**Data provided:**
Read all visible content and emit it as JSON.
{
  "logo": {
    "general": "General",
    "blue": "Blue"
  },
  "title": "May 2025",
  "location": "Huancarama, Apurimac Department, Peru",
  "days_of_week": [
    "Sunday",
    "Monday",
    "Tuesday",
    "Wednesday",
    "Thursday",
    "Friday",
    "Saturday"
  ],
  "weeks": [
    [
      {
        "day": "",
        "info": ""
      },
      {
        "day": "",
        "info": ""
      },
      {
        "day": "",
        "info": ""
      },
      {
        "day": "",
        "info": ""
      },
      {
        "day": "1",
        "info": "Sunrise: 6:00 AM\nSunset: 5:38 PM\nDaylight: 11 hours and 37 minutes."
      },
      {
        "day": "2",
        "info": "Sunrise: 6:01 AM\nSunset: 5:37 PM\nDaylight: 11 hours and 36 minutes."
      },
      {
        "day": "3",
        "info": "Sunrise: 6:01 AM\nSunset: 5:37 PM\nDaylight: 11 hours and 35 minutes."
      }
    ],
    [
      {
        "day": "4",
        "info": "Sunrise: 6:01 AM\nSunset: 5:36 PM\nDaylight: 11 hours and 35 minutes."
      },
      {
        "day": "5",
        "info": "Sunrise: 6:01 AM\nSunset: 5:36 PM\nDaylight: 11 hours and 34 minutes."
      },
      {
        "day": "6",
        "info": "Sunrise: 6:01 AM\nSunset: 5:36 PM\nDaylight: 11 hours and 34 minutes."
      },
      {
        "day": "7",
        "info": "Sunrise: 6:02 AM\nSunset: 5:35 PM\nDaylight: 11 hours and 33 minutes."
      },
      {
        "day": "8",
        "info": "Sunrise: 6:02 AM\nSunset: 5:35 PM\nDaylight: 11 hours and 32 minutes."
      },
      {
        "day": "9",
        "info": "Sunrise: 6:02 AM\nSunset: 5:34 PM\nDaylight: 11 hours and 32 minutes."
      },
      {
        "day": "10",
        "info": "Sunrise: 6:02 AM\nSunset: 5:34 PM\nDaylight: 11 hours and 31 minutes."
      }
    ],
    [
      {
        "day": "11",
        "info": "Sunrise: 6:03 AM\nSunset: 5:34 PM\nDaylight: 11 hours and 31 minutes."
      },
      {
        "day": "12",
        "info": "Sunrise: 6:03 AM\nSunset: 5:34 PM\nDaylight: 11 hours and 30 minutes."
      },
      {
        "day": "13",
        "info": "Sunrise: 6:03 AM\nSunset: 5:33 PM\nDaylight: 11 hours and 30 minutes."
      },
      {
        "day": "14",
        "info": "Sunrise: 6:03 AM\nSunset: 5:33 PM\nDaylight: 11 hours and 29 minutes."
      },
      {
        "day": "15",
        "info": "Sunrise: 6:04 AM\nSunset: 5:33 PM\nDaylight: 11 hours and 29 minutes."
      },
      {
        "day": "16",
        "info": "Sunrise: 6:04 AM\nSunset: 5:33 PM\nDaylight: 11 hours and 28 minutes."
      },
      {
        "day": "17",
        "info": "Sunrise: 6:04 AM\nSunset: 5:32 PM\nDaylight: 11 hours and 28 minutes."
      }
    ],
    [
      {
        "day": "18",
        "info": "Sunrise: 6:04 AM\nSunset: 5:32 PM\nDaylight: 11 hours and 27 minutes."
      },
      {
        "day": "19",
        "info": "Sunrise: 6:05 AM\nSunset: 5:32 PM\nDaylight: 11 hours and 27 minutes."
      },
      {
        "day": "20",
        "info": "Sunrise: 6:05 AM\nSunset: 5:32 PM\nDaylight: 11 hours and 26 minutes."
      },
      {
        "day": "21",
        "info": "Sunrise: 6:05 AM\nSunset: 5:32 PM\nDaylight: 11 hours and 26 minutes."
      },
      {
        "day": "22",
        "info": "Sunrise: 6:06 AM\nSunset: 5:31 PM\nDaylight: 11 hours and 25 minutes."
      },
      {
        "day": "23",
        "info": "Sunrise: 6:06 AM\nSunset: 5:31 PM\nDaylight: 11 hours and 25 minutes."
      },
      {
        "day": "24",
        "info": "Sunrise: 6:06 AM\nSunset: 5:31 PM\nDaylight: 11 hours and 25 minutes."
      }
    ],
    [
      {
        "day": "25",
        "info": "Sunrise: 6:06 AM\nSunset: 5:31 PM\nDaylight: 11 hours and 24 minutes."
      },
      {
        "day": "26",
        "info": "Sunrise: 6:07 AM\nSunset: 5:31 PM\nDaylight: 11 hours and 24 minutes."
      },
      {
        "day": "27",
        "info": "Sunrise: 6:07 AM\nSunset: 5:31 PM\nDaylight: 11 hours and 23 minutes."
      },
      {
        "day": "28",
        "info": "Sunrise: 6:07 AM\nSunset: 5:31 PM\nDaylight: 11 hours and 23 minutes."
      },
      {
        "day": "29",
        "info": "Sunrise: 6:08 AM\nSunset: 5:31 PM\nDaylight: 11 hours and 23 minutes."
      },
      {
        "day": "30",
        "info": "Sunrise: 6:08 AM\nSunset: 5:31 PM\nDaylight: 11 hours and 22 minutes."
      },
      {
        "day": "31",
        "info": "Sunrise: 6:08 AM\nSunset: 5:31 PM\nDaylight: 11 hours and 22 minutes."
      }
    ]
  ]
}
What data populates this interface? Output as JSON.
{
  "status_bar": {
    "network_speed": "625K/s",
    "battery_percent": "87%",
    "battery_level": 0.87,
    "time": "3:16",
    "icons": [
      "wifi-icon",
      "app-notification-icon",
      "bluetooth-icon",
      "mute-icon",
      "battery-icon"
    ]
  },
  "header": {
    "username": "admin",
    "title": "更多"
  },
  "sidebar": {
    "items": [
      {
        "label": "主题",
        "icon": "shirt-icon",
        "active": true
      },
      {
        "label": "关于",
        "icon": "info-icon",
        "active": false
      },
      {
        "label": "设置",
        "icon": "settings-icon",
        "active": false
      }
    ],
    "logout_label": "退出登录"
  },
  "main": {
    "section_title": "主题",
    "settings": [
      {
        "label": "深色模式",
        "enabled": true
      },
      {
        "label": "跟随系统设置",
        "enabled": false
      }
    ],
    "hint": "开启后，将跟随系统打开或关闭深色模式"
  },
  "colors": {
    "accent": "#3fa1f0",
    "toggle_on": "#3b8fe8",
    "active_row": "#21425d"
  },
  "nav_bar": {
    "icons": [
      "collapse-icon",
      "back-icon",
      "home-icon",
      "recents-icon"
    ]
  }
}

**Exercise aim:**
Reproduce exactly the lines from the one with "What data populates" through the end of the entries above, both ends included.

**Full solution:**
What data populates this interface? Output as JSON.
{
  "status_bar": {
    "network_speed": "625K/s",
    "battery_percent": "87%",
    "battery_level": 0.87,
    "time": "3:16",
    "icons": [
      "wifi-icon",
      "app-notification-icon",
      "bluetooth-icon",
      "mute-icon",
      "battery-icon"
    ]
  },
  "header": {
    "username": "admin",
    "title": "更多"
  },
  "sidebar": {
    "items": [
      {
        "label": "主题",
        "icon": "shirt-icon",
        "active": true
      },
      {
        "label": "关于",
        "icon": "info-icon",
        "active": false
      },
      {
        "label": "设置",
        "icon": "settings-icon",
        "active": false
      }
    ],
    "logout_label": "退出登录"
  },
  "main": {
    "section_title": "主题",
    "settings": [
      {
        "label": "深色模式",
        "enabled": true
      },
      {
        "label": "跟随系统设置",
        "enabled": false
      }
    ],
    "hint": "开启后，将跟随系统打开或关闭深色模式"
  },
  "colors": {
    "accent": "#3fa1f0",
    "toggle_on": "#3b8fe8",
    "active_row": "#21425d"
  },
  "nav_bar": {
    "icons": [
      "collapse-icon",
      "back-icon",
      "home-icon",
      "recents-icon"
    ]
  }
}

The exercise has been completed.